* **To do**: Report all lines in the records that hold the string "enzymes".

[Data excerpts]
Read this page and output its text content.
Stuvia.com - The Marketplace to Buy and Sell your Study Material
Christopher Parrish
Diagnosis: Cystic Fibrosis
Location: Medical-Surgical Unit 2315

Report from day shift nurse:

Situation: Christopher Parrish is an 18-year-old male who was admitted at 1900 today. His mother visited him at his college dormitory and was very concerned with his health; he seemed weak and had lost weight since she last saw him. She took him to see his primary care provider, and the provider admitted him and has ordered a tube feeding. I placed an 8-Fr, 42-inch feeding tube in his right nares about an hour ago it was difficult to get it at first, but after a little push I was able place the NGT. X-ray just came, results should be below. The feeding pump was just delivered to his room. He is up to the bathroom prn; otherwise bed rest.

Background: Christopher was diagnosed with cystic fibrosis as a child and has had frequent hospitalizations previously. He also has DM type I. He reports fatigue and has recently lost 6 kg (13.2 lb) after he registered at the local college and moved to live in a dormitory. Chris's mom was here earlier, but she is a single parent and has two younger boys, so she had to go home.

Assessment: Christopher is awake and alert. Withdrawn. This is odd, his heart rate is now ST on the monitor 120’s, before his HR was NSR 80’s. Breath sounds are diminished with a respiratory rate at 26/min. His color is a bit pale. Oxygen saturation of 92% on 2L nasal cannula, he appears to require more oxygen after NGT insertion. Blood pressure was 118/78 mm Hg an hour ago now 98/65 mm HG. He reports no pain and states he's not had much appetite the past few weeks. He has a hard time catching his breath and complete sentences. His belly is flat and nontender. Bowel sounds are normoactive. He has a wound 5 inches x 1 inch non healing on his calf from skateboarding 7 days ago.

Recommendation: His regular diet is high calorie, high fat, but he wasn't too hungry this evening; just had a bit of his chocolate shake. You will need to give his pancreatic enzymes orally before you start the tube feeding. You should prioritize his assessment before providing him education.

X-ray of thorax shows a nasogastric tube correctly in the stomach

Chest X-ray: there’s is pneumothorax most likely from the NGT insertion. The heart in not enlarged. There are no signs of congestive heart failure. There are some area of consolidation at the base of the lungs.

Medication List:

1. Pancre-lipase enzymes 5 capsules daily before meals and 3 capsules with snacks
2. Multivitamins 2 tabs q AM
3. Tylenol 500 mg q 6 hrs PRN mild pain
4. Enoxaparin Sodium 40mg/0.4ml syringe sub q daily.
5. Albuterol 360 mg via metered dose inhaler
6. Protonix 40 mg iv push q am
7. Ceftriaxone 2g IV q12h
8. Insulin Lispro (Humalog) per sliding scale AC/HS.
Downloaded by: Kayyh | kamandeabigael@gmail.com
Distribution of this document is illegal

* **Result for this task**:
Recommendation: His regular diet is high calorie, high fat, but he wasn't too hungry this evening; just had a bit of his chocolate shake. You will need to give his pancreatic enzymes orally before you start the tube feeding. You should prioritize his assessment before providing him education.
1. Pancre-lipase enzymes 5 capsules daily before meals and 3 capsules with snacks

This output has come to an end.